## GOAL
Repeat the records exactly. Every line must match.

=-=-=

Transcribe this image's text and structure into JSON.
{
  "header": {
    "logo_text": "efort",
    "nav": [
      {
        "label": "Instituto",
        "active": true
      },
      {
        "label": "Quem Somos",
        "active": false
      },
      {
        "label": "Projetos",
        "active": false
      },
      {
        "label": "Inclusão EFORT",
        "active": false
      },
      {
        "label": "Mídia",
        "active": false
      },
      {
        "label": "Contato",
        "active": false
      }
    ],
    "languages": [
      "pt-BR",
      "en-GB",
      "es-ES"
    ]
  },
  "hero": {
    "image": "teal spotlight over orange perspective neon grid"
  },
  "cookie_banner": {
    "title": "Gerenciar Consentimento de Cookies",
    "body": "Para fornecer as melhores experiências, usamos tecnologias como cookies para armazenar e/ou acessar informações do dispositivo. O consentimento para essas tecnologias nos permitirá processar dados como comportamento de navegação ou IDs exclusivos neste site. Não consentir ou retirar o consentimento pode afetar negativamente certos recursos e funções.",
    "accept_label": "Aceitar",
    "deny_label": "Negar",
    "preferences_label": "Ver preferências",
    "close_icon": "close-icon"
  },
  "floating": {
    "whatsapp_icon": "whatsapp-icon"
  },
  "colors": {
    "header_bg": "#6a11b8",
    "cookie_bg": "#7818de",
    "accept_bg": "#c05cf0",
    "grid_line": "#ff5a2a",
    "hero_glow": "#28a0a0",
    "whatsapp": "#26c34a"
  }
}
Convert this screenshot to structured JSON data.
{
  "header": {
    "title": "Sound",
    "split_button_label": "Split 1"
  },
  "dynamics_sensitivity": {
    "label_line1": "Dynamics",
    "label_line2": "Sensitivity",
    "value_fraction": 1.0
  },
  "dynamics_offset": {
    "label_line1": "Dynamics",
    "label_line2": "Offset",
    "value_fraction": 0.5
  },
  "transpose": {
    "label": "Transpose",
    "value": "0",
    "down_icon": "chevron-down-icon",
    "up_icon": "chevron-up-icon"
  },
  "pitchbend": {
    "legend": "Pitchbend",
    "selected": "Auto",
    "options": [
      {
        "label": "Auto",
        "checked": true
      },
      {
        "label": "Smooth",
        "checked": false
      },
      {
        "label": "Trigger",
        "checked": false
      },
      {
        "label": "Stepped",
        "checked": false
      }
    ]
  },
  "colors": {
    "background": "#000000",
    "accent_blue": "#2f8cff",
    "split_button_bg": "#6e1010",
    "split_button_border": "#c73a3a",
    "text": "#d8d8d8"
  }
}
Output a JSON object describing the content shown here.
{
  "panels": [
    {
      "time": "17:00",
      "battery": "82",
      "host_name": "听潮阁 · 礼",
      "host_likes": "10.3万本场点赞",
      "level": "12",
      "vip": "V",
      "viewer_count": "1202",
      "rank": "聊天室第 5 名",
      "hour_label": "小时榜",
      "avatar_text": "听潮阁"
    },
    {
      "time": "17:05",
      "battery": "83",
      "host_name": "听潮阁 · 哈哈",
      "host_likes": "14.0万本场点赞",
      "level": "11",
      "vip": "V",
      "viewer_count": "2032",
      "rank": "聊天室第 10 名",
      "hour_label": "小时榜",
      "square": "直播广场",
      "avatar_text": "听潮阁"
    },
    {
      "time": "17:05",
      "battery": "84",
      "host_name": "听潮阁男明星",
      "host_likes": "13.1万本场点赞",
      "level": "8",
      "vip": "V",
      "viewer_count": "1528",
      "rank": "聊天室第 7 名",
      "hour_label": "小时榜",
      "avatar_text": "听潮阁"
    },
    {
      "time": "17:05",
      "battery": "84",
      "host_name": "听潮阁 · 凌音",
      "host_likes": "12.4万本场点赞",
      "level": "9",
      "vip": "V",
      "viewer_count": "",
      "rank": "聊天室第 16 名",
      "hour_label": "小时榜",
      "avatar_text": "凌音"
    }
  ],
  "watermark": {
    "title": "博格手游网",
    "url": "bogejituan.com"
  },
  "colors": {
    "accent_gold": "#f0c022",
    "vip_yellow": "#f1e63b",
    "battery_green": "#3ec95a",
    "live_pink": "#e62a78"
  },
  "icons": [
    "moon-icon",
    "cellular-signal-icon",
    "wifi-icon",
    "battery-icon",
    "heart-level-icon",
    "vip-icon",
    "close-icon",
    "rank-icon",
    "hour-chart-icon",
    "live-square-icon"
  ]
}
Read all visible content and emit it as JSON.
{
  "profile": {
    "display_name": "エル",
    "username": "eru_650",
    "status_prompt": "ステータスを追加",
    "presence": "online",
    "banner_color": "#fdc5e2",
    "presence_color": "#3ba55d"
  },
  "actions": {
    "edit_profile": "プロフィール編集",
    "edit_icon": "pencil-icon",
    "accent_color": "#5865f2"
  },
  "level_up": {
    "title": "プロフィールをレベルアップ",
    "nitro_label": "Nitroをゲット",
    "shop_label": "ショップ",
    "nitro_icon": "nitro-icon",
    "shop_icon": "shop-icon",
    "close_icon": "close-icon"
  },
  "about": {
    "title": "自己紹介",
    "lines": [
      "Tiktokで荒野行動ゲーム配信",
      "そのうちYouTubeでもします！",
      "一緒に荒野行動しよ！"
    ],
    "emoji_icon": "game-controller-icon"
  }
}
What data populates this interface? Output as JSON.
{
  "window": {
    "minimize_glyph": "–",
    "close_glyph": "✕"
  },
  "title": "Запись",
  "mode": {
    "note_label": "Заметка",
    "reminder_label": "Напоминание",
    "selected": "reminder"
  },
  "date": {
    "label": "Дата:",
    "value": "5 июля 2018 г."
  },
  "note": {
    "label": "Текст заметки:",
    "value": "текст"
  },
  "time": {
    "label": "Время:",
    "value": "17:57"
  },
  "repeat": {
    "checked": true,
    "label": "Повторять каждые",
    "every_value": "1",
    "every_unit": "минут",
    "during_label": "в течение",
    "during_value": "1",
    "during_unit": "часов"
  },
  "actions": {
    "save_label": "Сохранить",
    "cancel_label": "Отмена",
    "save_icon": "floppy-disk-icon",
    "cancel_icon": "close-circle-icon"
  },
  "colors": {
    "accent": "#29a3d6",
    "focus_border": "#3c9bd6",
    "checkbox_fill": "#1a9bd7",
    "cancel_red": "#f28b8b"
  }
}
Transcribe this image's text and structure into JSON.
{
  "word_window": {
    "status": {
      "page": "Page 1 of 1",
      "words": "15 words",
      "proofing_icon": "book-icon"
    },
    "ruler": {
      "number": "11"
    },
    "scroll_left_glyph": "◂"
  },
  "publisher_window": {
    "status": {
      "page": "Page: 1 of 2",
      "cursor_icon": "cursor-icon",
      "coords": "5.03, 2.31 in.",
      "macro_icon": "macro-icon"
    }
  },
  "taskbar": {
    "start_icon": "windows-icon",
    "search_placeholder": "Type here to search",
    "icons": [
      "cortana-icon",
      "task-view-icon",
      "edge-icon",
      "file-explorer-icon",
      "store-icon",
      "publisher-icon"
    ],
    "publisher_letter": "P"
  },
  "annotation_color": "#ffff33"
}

=-=-=

## CORRECT OUTPUT
Transcribe this image's text and structure into JSON.
{
  "header": {
    "logo_text": "efort",
    "nav": [
      {
        "label": "Instituto",
        "active": true
      },
      {
        "label": "Quem Somos",
        "active": false
      },
      {
        "label": "Projetos",
        "active": false
      },
      {
        "label": "Inclusão EFORT",
        "active": false
      },
      {
        "label": "Mídia",
        "active": false
      },
      {
        "label": "Contato",
        "active": false
      }
    ],
    "languages": [
      "pt-BR",
      "en-GB",
      "es-ES"
    ]
  },
  "hero": {
    "image": "teal spotlight over orange perspective neon grid"
  },
  "cookie_banner": {
    "title": "Gerenciar Consentimento de Cookies",
    "body": "Para fornecer as melhores experiências, usamos tecnologias como cookies para armazenar e/ou acessar informações do dispositivo. O consentimento para essas tecnologias nos permitirá processar dados como comportamento de navegação ou IDs exclusivos neste site. Não consentir ou retirar o consentimento pode afetar negativamente certos recursos e funções.",
    "accept_label": "Aceitar",
    "deny_label": "Negar",
    "preferences_label": "Ver preferências",
    "close_icon": "close-icon"
  },
  "floating": {
    "whatsapp_icon": "whatsapp-icon"
  },
  "colors": {
    "header_bg": "#6a11b8",
    "cookie_bg": "#7818de",
    "accept_bg": "#c05cf0",
    "grid_line": "#ff5a2a",
    "hero_glow": "#28a0a0",
    "whatsapp": "#26c34a"
  }
}
Convert this screenshot to structured JSON data.
{
  "header": {
    "title": "Sound",
    "split_button_label": "Split 1"
  },
  "dynamics_sensitivity": {
    "label_line1": "Dynamics",
    "label_line2": "Sensitivity",
    "value_fraction": 1.0
  },
  "dynamics_offset": {
    "label_line1": "Dynamics",
    "label_line2": "Offset",
    "value_fraction": 0.5
  },
  "transpose": {
    "label": "Transpose",
    "value": "0",
    "down_icon": "chevron-down-icon",
    "up_icon": "chevron-up-icon"
  },
  "pitchbend": {
    "legend": "Pitchbend",
    "selected": "Auto",
    "options": [
      {
        "label": "Auto",
        "checked": true
      },
      {
        "label": "Smooth",
        "checked": false
      },
      {
        "label": "Trigger",
        "checked": false
      },
      {
        "label": "Stepped",
        "checked": false
      }
    ]
  },
  "colors": {
    "background": "#000000",
    "accent_blue": "#2f8cff",
    "split_button_bg": "#6e1010",
    "split_button_border": "#c73a3a",
    "text": "#d8d8d8"
  }
}
Output a JSON object describing the content shown here.
{
  "panels": [
    {
      "time": "17:00",
      "battery": "82",
      "host_name": "听潮阁 · 礼",
      "host_likes": "10.3万本场点赞",
      "level": "12",
      "vip": "V",
      "viewer_count": "1202",
      "rank": "聊天室第 5 名",
      "hour_label": "小时榜",
      "avatar_text": "听潮阁"
    },
    {
      "time": "17:05",
      "battery": "83",
      "host_name": "听潮阁 · 哈哈",
      "host_likes": "14.0万本场点赞",
      "level": "11",
      "vip": "V",
      "viewer_count": "2032",
      "rank": "聊天室第 10 名",
      "hour_label": "小时榜",
      "square": "直播广场",
      "avatar_text": "听潮阁"
    },
    {
      "time": "17:05",
      "battery": "84",
      "host_name": "听潮阁男明星",
      "host_likes": "13.1万本场点赞",
      "level": "8",
      "vip": "V",
      "viewer_count": "1528",
      "rank": "聊天室第 7 名",
      "hour_label": "小时榜",
      "avatar_text": "听潮阁"
    },
    {
      "time": "17:05",
      "battery": "84",
      "host_name": "听潮阁 · 凌音",
      "host_likes": "12.4万本场点赞",
      "level": "9",
      "vip": "V",
      "viewer_count": "",
      "rank": "聊天室第 16 名",
      "hour_label": "小时榜",
      "avatar_text": "凌音"
    }
  ],
  "watermark": {
    "title": "博格手游网",
    "url": "bogejituan.com"
  },
  "colors": {
    "accent_gold": "#f0c022",
    "vip_yellow": "#f1e63b",
    "battery_green": "#3ec95a",
    "live_pink": "#e62a78"
  },
  "icons": [
    "moon-icon",
    "cellular-signal-icon",
    "wifi-icon",
    "battery-icon",
    "heart-level-icon",
    "vip-icon",
    "close-icon",
    "rank-icon",
    "hour-chart-icon",
    "live-square-icon"
  ]
}
Read all visible content and emit it as JSON.
{
  "profile": {
    "display_name": "エル",
    "username": "eru_650",
    "status_prompt": "ステータスを追加",
    "presence": "online",
    "banner_color": "#fdc5e2",
    "presence_color": "#3ba55d"
  },
  "actions": {
    "edit_profile": "プロフィール編集",
    "edit_icon": "pencil-icon",
    "accent_color": "#5865f2"
  },
  "level_up": {
    "title": "プロフィールをレベルアップ",
    "nitro_label": "Nitroをゲット",
    "shop_label": "ショップ",
    "nitro_icon": "nitro-icon",
    "shop_icon": "shop-icon",
    "close_icon": "close-icon"
  },
  "about": {
    "title": "自己紹介",
    "lines": [
      "Tiktokで荒野行動ゲーム配信",
      "そのうちYouTubeでもします！",
      "一緒に荒野行動しよ！"
    ],
    "emoji_icon": "game-controller-icon"
  }
}
What data populates this interface? Output as JSON.
{
  "window": {
    "minimize_glyph": "–",
    "close_glyph": "✕"
  },
  "title": "Запись",
  "mode": {
    "note_label": "Заметка",
    "reminder_label": "Напоминание",
    "selected": "reminder"
  },
  "date": {
    "label": "Дата:",
    "value": "5 июля 2018 г."
  },
  "note": {
    "label": "Текст заметки:",
    "value": "текст"
  },
  "time": {
    "label": "Время:",
    "value": "17:57"
  },
  "repeat": {
    "checked": true,
    "label": "Повторять каждые",
    "every_value": "1",
    "every_unit": "минут",
    "during_label": "в течение",
    "during_value": "1",
    "during_unit": "часов"
  },
  "actions": {
    "save_label": "Сохранить",
    "cancel_label": "Отмена",
    "save_icon": "floppy-disk-icon",
    "cancel_icon": "close-circle-icon"
  },
  "colors": {
    "accent": "#29a3d6",
    "focus_border": "#3c9bd6",
    "checkbox_fill": "#1a9bd7",
    "cancel_red": "#f28b8b"
  }
}
Transcribe this image's text and structure into JSON.
{
  "word_window": {
    "status": {
      "page": "Page 1 of 1",
      "words": "15 words",
      "proofing_icon": "book-icon"
    },
    "ruler": {
      "number": "11"
    },
    "scroll_left_glyph": "◂"
  },
  "publisher_window": {
    "status": {
      "page": "Page: 1 of 2",
      "cursor_icon": "cursor-icon",
      "coords": "5.03, 2.31 in.",
      "macro_icon": "macro-icon"
    }
  },
  "taskbar": {
    "start_icon": "windows-icon",
    "search_placeholder": "Type here to search",
    "icons": [
      "cortana-icon",
      "task-view-icon",
      "edge-icon",
      "file-explorer-icon",
      "store-icon",
      "publisher-icon"
    ],
    "publisher_letter": "P"
  },
  "annotation_color": "#ffff33"
}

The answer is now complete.